Write out each record again exactly as it stands.
** START **
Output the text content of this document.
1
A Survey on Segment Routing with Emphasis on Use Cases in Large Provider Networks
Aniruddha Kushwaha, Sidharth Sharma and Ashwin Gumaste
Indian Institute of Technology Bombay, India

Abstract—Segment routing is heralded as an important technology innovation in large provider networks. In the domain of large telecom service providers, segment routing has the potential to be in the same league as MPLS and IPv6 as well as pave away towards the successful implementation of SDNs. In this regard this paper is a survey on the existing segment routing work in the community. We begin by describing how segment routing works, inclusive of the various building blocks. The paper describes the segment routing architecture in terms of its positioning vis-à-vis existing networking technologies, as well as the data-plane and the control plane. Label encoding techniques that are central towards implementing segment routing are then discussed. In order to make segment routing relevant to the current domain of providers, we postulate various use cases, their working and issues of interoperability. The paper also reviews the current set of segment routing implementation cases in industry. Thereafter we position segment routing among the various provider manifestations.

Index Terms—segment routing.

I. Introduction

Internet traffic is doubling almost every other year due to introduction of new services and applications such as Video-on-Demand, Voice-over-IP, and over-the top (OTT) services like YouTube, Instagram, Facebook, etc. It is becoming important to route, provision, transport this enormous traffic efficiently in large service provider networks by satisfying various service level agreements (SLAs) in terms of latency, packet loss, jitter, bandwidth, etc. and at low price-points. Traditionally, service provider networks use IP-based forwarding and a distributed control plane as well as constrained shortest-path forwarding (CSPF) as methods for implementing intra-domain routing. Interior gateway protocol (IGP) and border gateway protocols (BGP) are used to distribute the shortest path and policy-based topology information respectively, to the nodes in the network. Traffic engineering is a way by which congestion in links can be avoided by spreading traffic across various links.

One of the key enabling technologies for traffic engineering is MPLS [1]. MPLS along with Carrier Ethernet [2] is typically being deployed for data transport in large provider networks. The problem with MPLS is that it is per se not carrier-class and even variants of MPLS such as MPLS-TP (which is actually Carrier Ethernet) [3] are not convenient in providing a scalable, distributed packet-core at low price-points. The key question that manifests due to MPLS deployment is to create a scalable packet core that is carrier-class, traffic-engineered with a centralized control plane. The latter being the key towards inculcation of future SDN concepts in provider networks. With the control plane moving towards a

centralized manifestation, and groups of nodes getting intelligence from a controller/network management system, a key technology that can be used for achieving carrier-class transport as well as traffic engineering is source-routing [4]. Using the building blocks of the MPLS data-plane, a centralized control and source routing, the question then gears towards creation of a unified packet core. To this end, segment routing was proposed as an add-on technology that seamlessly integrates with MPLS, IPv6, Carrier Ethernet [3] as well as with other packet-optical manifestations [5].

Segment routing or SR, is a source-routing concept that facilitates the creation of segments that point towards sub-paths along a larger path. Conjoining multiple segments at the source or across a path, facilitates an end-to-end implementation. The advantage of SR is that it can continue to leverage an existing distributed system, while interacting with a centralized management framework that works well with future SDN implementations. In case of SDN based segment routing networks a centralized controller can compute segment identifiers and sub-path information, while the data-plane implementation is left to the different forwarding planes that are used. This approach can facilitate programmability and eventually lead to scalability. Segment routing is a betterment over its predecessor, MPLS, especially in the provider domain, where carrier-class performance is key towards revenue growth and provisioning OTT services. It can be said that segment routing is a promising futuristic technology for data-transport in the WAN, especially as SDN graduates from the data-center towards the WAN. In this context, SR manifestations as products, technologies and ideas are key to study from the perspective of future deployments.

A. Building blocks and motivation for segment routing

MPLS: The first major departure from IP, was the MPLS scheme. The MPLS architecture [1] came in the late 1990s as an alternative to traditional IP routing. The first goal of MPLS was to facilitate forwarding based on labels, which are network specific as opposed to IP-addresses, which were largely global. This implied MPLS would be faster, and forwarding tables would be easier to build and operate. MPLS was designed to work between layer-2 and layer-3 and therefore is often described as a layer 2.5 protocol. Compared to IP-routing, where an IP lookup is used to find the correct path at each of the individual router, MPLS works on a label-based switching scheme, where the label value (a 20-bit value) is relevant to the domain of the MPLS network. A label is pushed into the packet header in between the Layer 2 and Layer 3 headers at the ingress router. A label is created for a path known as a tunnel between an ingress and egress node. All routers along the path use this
** END **
* Worked answer
Output the text content of this document.
1
A Survey on Segment Routing with Emphasis on Use Cases in Large Provider Networks
Aniruddha Kushwaha, Sidharth Sharma and Ashwin Gumaste
Indian Institute of Technology Bombay, India

Abstract—Segment routing is heralded as an important technology innovation in large provider networks. In the domain of large telecom service providers, segment routing has the potential to be in the same league as MPLS and IPv6 as well as pave away towards the successful implementation of SDNs. In this regard this paper is a survey on the existing segment routing work in the community. We begin by describing how segment routing works, inclusive of the various building blocks. The paper describes the segment routing architecture in terms of its positioning vis-à-vis existing networking technologies, as well as the data-plane and the control plane. Label encoding techniques that are central towards implementing segment routing are then discussed. In order to make segment routing relevant to the current domain of providers, we postulate various use cases, their working and issues of interoperability. The paper also reviews the current set of segment routing implementation cases in industry. Thereafter we position segment routing among the various provider manifestations.

Index Terms—segment routing.

I. Introduction

Internet traffic is doubling almost every other year due to introduction of new services and applications such as Video-on-Demand, Voice-over-IP, and over-the top (OTT) services like YouTube, Instagram, Facebook, etc. It is becoming important to route, provision, transport this enormous traffic efficiently in large service provider networks by satisfying various service level agreements (SLAs) in terms of latency, packet loss, jitter, bandwidth, etc. and at low price-points. Traditionally, service provider networks use IP-based forwarding and a distributed control plane as well as constrained shortest-path forwarding (CSPF) as methods for implementing intra-domain routing. Interior gateway protocol (IGP) and border gateway protocols (BGP) are used to distribute the shortest path and policy-based topology information respectively, to the nodes in the network. Traffic engineering is a way by which congestion in links can be avoided by spreading traffic across various links.

One of the key enabling technologies for traffic engineering is MPLS [1]. MPLS along with Carrier Ethernet [2] is typically being deployed for data transport in large provider networks. The problem with MPLS is that it is per se not carrier-class and even variants of MPLS such as MPLS-TP (which is actually Carrier Ethernet) [3] are not convenient in providing a scalable, distributed packet-core at low price-points. The key question that manifests due to MPLS deployment is to create a scalable packet core that is carrier-class, traffic-engineered with a centralized control plane. The latter being the key towards inculcation of future SDN concepts in provider networks. With the control plane moving towards a

centralized manifestation, and groups of nodes getting intelligence from a controller/network management system, a key technology that can be used for achieving carrier-class transport as well as traffic engineering is source-routing [4]. Using the building blocks of the MPLS data-plane, a centralized control and source routing, the question then gears towards creation of a unified packet core. To this end, segment routing was proposed as an add-on technology that seamlessly integrates with MPLS, IPv6, Carrier Ethernet [3] as well as with other packet-optical manifestations [5].

Segment routing or SR, is a source-routing concept that facilitates the creation of segments that point towards sub-paths along a larger path. Conjoining multiple segments at the source or across a path, facilitates an end-to-end implementation. The advantage of SR is that it can continue to leverage an existing distributed system, while interacting with a centralized management framework that works well with future SDN implementations. In case of SDN based segment routing networks a centralized controller can compute segment identifiers and sub-path information, while the data-plane implementation is left to the different forwarding planes that are used. This approach can facilitate programmability and eventually lead to scalability. Segment routing is a betterment over its predecessor, MPLS, especially in the provider domain, where carrier-class performance is key towards revenue growth and provisioning OTT services. It can be said that segment routing is a promising futuristic technology for data-transport in the WAN, especially as SDN graduates from the data-center towards the WAN. In this context, SR manifestations as products, technologies and ideas are key to study from the perspective of future deployments.

A. Building blocks and motivation for segment routing

MPLS: The first major departure from IP, was the MPLS scheme. The MPLS architecture [1] came in the late 1990s as an alternative to traditional IP routing. The first goal of MPLS was to facilitate forwarding based on labels, which are network specific as opposed to IP-addresses, which were largely global. This implied MPLS would be faster, and forwarding tables would be easier to build and operate. MPLS was designed to work between layer-2 and layer-3 and therefore is often described as a layer 2.5 protocol. Compared to IP-routing, where an IP lookup is used to find the correct path at each of the individual router, MPLS works on a label-based switching scheme, where the label value (a 20-bit value) is relevant to the domain of the MPLS network. A label is pushed into the packet header in between the Layer 2 and Layer 3 headers at the ingress router. A label is created for a path known as a tunnel between an ingress and egress node. All routers along the path use this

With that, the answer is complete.